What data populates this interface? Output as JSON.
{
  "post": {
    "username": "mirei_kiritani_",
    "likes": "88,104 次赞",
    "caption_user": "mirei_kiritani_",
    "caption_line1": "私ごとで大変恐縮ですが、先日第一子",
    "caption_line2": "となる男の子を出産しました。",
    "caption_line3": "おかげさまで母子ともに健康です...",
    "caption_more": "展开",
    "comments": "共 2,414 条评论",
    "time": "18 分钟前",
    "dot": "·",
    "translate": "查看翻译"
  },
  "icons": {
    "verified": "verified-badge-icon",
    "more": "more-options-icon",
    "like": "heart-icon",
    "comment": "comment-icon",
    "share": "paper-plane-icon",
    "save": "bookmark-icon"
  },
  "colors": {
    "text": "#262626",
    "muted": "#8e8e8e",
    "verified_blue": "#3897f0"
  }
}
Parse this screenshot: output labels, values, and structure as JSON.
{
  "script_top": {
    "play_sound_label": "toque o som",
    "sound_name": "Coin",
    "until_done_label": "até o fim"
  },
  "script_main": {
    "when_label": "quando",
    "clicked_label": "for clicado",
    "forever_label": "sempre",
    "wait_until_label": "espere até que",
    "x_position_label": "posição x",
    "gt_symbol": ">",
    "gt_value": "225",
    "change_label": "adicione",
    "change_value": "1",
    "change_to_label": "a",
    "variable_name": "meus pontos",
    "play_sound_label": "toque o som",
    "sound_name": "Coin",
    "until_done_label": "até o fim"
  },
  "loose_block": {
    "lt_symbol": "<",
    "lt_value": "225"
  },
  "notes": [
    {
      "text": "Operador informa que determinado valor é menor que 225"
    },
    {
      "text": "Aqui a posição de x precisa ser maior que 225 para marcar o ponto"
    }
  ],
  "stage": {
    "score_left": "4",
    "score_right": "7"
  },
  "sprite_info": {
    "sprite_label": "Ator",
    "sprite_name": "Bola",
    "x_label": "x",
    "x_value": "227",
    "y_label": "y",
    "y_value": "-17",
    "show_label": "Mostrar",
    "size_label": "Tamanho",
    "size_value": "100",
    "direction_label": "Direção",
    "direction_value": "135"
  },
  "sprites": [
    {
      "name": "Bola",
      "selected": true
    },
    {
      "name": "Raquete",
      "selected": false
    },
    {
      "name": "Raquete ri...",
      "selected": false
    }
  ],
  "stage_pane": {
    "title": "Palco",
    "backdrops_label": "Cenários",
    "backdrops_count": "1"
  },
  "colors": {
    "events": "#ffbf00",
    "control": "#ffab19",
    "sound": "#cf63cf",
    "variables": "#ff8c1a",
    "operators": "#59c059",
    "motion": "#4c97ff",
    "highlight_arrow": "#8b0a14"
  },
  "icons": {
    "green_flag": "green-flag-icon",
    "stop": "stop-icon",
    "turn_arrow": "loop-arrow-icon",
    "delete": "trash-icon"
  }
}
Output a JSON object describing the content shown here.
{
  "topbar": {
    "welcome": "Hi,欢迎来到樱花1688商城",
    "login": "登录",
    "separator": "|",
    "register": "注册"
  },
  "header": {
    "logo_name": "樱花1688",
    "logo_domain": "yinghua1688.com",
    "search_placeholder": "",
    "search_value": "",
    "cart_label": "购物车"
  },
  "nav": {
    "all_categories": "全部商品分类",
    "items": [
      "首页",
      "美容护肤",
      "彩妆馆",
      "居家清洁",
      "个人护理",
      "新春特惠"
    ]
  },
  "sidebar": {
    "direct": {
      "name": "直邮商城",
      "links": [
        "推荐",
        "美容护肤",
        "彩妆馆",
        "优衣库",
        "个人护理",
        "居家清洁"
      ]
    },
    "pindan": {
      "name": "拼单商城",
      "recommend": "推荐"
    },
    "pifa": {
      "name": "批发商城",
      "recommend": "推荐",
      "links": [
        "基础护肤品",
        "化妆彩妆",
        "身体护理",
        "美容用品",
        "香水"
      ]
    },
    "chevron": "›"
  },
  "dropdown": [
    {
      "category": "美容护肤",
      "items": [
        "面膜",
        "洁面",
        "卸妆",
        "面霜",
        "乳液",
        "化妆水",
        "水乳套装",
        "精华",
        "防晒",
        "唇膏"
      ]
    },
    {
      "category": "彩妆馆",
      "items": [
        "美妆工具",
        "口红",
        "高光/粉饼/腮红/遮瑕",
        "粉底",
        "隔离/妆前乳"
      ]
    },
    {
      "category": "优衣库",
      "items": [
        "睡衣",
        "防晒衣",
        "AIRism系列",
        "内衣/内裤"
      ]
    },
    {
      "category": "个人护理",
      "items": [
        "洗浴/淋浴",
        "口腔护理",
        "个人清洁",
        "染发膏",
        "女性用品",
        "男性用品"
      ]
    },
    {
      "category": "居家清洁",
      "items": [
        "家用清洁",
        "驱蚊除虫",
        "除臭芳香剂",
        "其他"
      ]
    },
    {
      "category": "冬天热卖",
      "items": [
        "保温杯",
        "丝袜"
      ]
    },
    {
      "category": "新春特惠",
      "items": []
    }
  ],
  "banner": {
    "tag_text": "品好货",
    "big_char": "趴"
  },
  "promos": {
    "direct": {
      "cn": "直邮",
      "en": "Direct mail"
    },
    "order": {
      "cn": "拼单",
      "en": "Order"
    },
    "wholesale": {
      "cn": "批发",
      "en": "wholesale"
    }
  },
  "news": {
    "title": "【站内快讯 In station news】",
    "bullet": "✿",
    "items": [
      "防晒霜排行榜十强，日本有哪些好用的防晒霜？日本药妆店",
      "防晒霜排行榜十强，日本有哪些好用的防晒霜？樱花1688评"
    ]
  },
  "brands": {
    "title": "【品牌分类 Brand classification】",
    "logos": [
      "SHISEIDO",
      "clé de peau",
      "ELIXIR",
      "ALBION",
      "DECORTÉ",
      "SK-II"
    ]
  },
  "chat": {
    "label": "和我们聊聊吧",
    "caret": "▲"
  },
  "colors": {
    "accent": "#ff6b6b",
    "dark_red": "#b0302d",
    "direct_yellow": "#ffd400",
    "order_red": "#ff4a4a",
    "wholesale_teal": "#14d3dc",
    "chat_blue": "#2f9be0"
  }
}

EXERCISE DETAILS ▸
Copy out each line exactly.

WRITTEN REPLY ▸
What data populates this interface? Output as JSON.
{
  "post": {
    "username": "mirei_kiritani_",
    "likes": "88,104 次赞",
    "caption_user": "mirei_kiritani_",
    "caption_line1": "私ごとで大変恐縮ですが、先日第一子",
    "caption_line2": "となる男の子を出産しました。",
    "caption_line3": "おかげさまで母子ともに健康です...",
    "caption_more": "展开",
    "comments": "共 2,414 条评论",
    "time": "18 分钟前",
    "dot": "·",
    "translate": "查看翻译"
  },
  "icons": {
    "verified": "verified-badge-icon",
    "more": "more-options-icon",
    "like": "heart-icon",
    "comment": "comment-icon",
    "share": "paper-plane-icon",
    "save": "bookmark-icon"
  },
  "colors": {
    "text": "#262626",
    "muted": "#8e8e8e",
    "verified_blue": "#3897f0"
  }
}
Parse this screenshot: output labels, values, and structure as JSON.
{
  "script_top": {
    "play_sound_label": "toque o som",
    "sound_name": "Coin",
    "until_done_label": "até o fim"
  },
  "script_main": {
    "when_label": "quando",
    "clicked_label": "for clicado",
    "forever_label": "sempre",
    "wait_until_label": "espere até que",
    "x_position_label": "posição x",
    "gt_symbol": ">",
    "gt_value": "225",
    "change_label": "adicione",
    "change_value": "1",
    "change_to_label": "a",
    "variable_name": "meus pontos",
    "play_sound_label": "toque o som",
    "sound_name": "Coin",
    "until_done_label": "até o fim"
  },
  "loose_block": {
    "lt_symbol": "<",
    "lt_value": "225"
  },
  "notes": [
    {
      "text": "Operador informa que determinado valor é menor que 225"
    },
    {
      "text": "Aqui a posição de x precisa ser maior que 225 para marcar o ponto"
    }
  ],
  "stage": {
    "score_left": "4",
    "score_right": "7"
  },
  "sprite_info": {
    "sprite_label": "Ator",
    "sprite_name": "Bola",
    "x_label": "x",
    "x_value": "227",
    "y_label": "y",
    "y_value": "-17",
    "show_label": "Mostrar",
    "size_label": "Tamanho",
    "size_value": "100",
    "direction_label": "Direção",
    "direction_value": "135"
  },
  "sprites": [
    {
      "name": "Bola",
      "selected": true
    },
    {
      "name": "Raquete",
      "selected": false
    },
    {
      "name": "Raquete ri...",
      "selected": false
    }
  ],
  "stage_pane": {
    "title": "Palco",
    "backdrops_label": "Cenários",
    "backdrops_count": "1"
  },
  "colors": {
    "events": "#ffbf00",
    "control": "#ffab19",
    "sound": "#cf63cf",
    "variables": "#ff8c1a",
    "operators": "#59c059",
    "motion": "#4c97ff",
    "highlight_arrow": "#8b0a14"
  },
  "icons": {
    "green_flag": "green-flag-icon",
    "stop": "stop-icon",
    "turn_arrow": "loop-arrow-icon",
    "delete": "trash-icon"
  }
}
Output a JSON object describing the content shown here.
{
  "topbar": {
    "welcome": "Hi,欢迎来到樱花1688商城",
    "login": "登录",
    "separator": "|",
    "register": "注册"
  },
  "header": {
    "logo_name": "樱花1688",
    "logo_domain": "yinghua1688.com",
    "search_placeholder": "",
    "search_value": "",
    "cart_label": "购物车"
  },
  "nav": {
    "all_categories": "全部商品分类",
    "items": [
      "首页",
      "美容护肤",
      "彩妆馆",
      "居家清洁",
      "个人护理",
      "新春特惠"
    ]
  },
  "sidebar": {
    "direct": {
      "name": "直邮商城",
      "links": [
        "推荐",
        "美容护肤",
        "彩妆馆",
        "优衣库",
        "个人护理",
        "居家清洁"
      ]
    },
    "pindan": {
      "name": "拼单商城",
      "recommend": "推荐"
    },
    "pifa": {
      "name": "批发商城",
      "recommend": "推荐",
      "links": [
        "基础护肤品",
        "化妆彩妆",
        "身体护理",
        "美容用品",
        "香水"
      ]
    },
    "chevron": "›"
  },
  "dropdown": [
    {
      "category": "美容护肤",
      "items": [
        "面膜",
        "洁面",
        "卸妆",
        "面霜",
        "乳液",
        "化妆水",
        "水乳套装",
        "精华",
        "防晒",
        "唇膏"
      ]
    },
    {
      "category": "彩妆馆",
      "items": [
        "美妆工具",
        "口红",
        "高光/粉饼/腮红/遮瑕",
        "粉底",
        "隔离/妆前乳"
      ]
    },
    {
      "category": "优衣库",
      "items": [
        "睡衣",
        "防晒衣",
        "AIRism系列",
        "内衣/内裤"
      ]
    },
    {
      "category": "个人护理",
      "items": [
        "洗浴/淋浴",
        "口腔护理",
        "个人清洁",
        "染发膏",
        "女性用品",
        "男性用品"
      ]
    },
    {
      "category": "居家清洁",
      "items": [
        "家用清洁",
        "驱蚊除虫",
        "除臭芳香剂",
        "其他"
      ]
    },
    {
      "category": "冬天热卖",
      "items": [
        "保温杯",
        "丝袜"
      ]
    },
    {
      "category": "新春特惠",
      "items": []
    }
  ],
  "banner": {
    "tag_text": "品好货",
    "big_char": "趴"
  },
  "promos": {
    "direct": {
      "cn": "直邮",
      "en": "Direct mail"
    },
    "order": {
      "cn": "拼单",
      "en": "Order"
    },
    "wholesale": {
      "cn": "批发",
      "en": "wholesale"
    }
  },
  "news": {
    "title": "【站内快讯 In station news】",
    "bullet": "✿",
    "items": [
      "防晒霜排行榜十强，日本有哪些好用的防晒霜？日本药妆店",
      "防晒霜排行榜十强，日本有哪些好用的防晒霜？樱花1688评"
    ]
  },
  "brands": {
    "title": "【品牌分类 Brand classification】",
    "logos": [
      "SHISEIDO",
      "clé de peau",
      "ELIXIR",
      "ALBION",
      "DECORTÉ",
      "SK-II"
    ]
  },
  "chat": {
    "label": "和我们聊聊吧",
    "caret": "▲"
  },
  "colors": {
    "accent": "#ff6b6b",
    "dark_red": "#b0302d",
    "direct_yellow": "#ffd400",
    "order_red": "#ff4a4a",
    "wholesale_teal": "#14d3dc",
    "chat_blue": "#2f9be0"
  }
}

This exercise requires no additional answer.